## Supplied data
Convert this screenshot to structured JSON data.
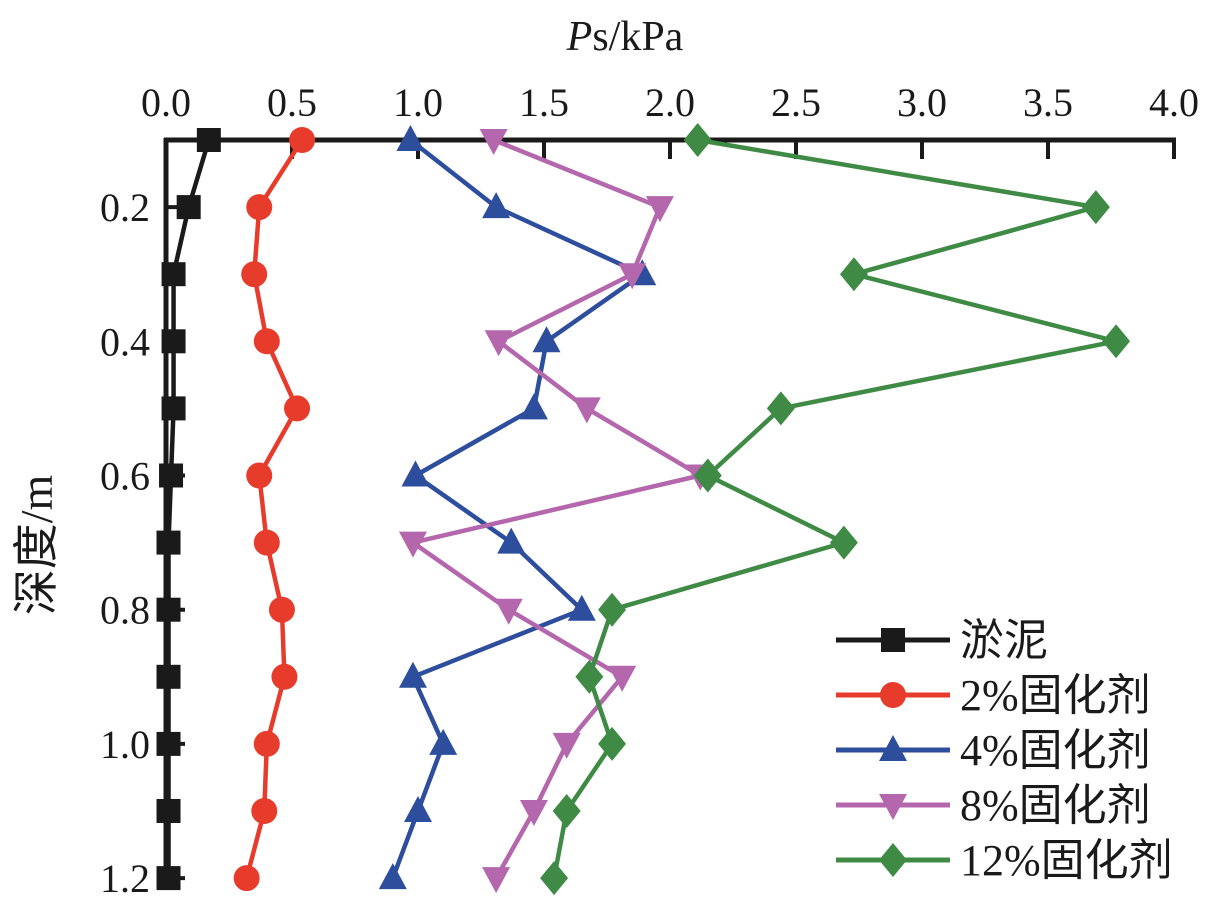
{
  "chart_data": {
    "type": "line",
    "title": "Ps/kPa",
    "title_italic": "P",
    "title_rest": "s/kPa",
    "xlabel": "Ps/kPa",
    "ylabel": "深度/m",
    "x_axis": {
      "position": "top",
      "min": 0.0,
      "max": 4.0,
      "ticks": [
        0.0,
        0.5,
        1.0,
        1.5,
        2.0,
        2.5,
        3.0,
        3.5,
        4.0
      ],
      "tick_labels": [
        "0.0",
        "0.5",
        "1.0",
        "1.5",
        "2.0",
        "2.5",
        "3.0",
        "3.5",
        "4.0"
      ]
    },
    "y_axis": {
      "position": "left",
      "inverted": true,
      "min": 0.1,
      "max": 1.2,
      "ticks": [
        0.2,
        0.4,
        0.6,
        0.8,
        1.0,
        1.2
      ],
      "tick_labels": [
        "0.2",
        "0.4",
        "0.6",
        "0.8",
        "1.0",
        "1.2"
      ]
    },
    "grid": false,
    "legend_position": "bottom-right",
    "depths": [
      0.1,
      0.2,
      0.3,
      0.4,
      0.5,
      0.6,
      0.7,
      0.8,
      0.9,
      1.0,
      1.1,
      1.2
    ],
    "series": [
      {
        "name": "淤泥",
        "marker": "square",
        "color": "#1a1a1a",
        "values": [
          0.17,
          0.09,
          0.03,
          0.03,
          0.03,
          0.02,
          0.01,
          0.01,
          0.01,
          0.01,
          0.01,
          0.01
        ]
      },
      {
        "name": "2%固化剂",
        "marker": "circle",
        "color": "#e73b2c",
        "values": [
          0.54,
          0.37,
          0.35,
          0.4,
          0.52,
          0.37,
          0.4,
          0.46,
          0.47,
          0.4,
          0.39,
          0.32
        ]
      },
      {
        "name": "4%固化剂",
        "marker": "triangle-up",
        "color": "#2d4d9d",
        "values": [
          0.97,
          1.31,
          1.89,
          1.51,
          1.46,
          0.99,
          1.37,
          1.65,
          0.98,
          1.1,
          1.0,
          0.9
        ]
      },
      {
        "name": "8%固化剂",
        "marker": "triangle-down",
        "color": "#b467ac",
        "values": [
          1.3,
          1.96,
          1.85,
          1.32,
          1.67,
          2.12,
          0.98,
          1.36,
          1.81,
          1.59,
          1.46,
          1.31
        ]
      },
      {
        "name": "12%固化剂",
        "marker": "diamond",
        "color": "#3f8b45",
        "values": [
          2.11,
          3.69,
          2.73,
          3.77,
          2.44,
          2.15,
          2.69,
          1.77,
          1.68,
          1.77,
          1.59,
          1.54
        ]
      }
    ]
  }
}
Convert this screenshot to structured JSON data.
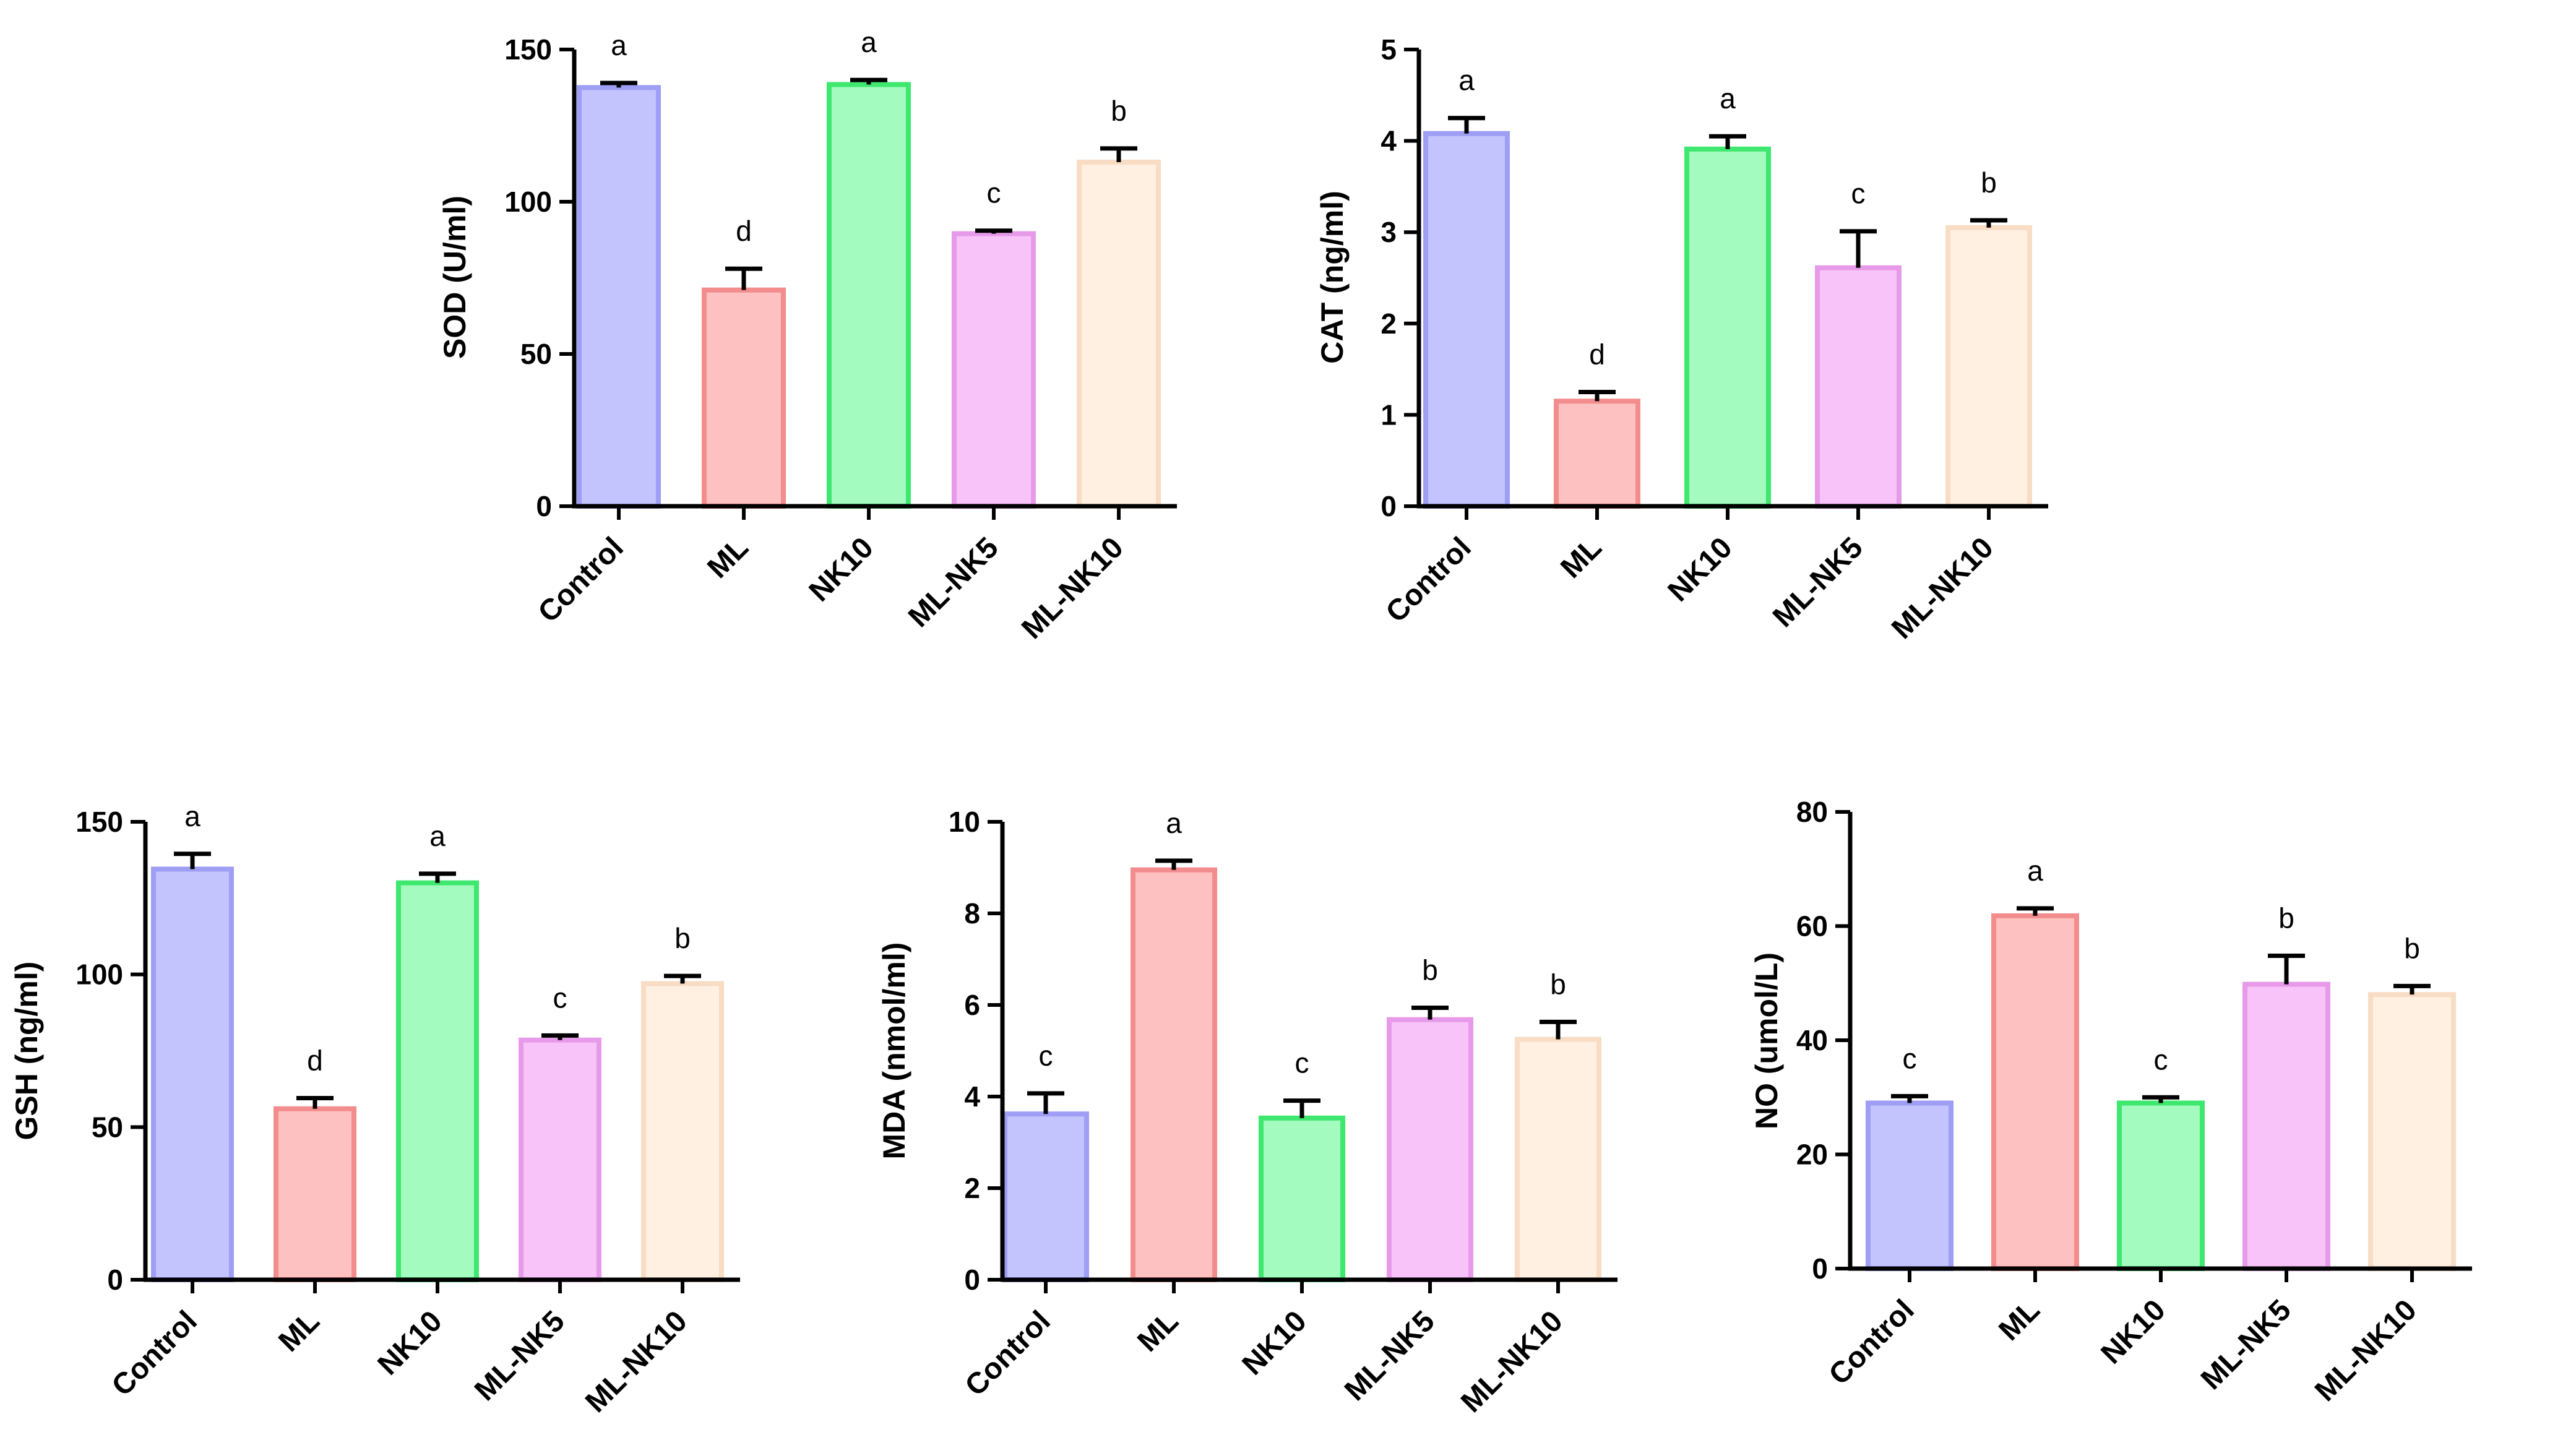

## Task goal
Repeat each entry precisely as it appears. Leave the pictures out.

## Written answer
Convert this screenshot to structured JSON data.
{
  "chart_data": {
    "type": "line",
    "title": "Ps/kPa",
    "title_italic": "P",
    "title_rest": "s/kPa",
    "xlabel": "Ps/kPa",
    "ylabel": "深度/m",
    "x_axis": {
      "position": "top",
      "min": 0.0,
      "max": 4.0,
      "ticks": [
        0.0,
        0.5,
        1.0,
        1.5,
        2.0,
        2.5,
        3.0,
        3.5,
        4.0
      ],
      "tick_labels": [
        "0.0",
        "0.5",
        "1.0",
        "1.5",
        "2.0",
        "2.5",
        "3.0",
        "3.5",
        "4.0"
      ]
    },
    "y_axis": {
      "position": "left",
      "inverted": true,
      "min": 0.1,
      "max": 1.2,
      "ticks": [
        0.2,
        0.4,
        0.6,
        0.8,
        1.0,
        1.2
      ],
      "tick_labels": [
        "0.2",
        "0.4",
        "0.6",
        "0.8",
        "1.0",
        "1.2"
      ]
    },
    "grid": false,
    "legend_position": "bottom-right",
    "depths": [
      0.1,
      0.2,
      0.3,
      0.4,
      0.5,
      0.6,
      0.7,
      0.8,
      0.9,
      1.0,
      1.1,
      1.2
    ],
    "series": [
      {
        "name": "淤泥",
        "marker": "square",
        "color": "#1a1a1a",
        "values": [
          0.17,
          0.09,
          0.03,
          0.03,
          0.03,
          0.02,
          0.01,
          0.01,
          0.01,
          0.01,
          0.01,
          0.01
        ]
      },
      {
        "name": "2%固化剂",
        "marker": "circle",
        "color": "#e73b2c",
        "values": [
          0.54,
          0.37,
          0.35,
          0.4,
          0.52,
          0.37,
          0.4,
          0.46,
          0.47,
          0.4,
          0.39,
          0.32
        ]
      },
      {
        "name": "4%固化剂",
        "marker": "triangle-up",
        "color": "#2d4d9d",
        "values": [
          0.97,
          1.31,
          1.89,
          1.51,
          1.46,
          0.99,
          1.37,
          1.65,
          0.98,
          1.1,
          1.0,
          0.9
        ]
      },
      {
        "name": "8%固化剂",
        "marker": "triangle-down",
        "color": "#b467ac",
        "values": [
          1.3,
          1.96,
          1.85,
          1.32,
          1.67,
          2.12,
          0.98,
          1.36,
          1.81,
          1.59,
          1.46,
          1.31
        ]
      },
      {
        "name": "12%固化剂",
        "marker": "diamond",
        "color": "#3f8b45",
        "values": [
          2.11,
          3.69,
          2.73,
          3.77,
          2.44,
          2.15,
          2.69,
          1.77,
          1.68,
          1.77,
          1.59,
          1.54
        ]
      }
    ]
  }
}
Convert this screenshot to structured JSON data.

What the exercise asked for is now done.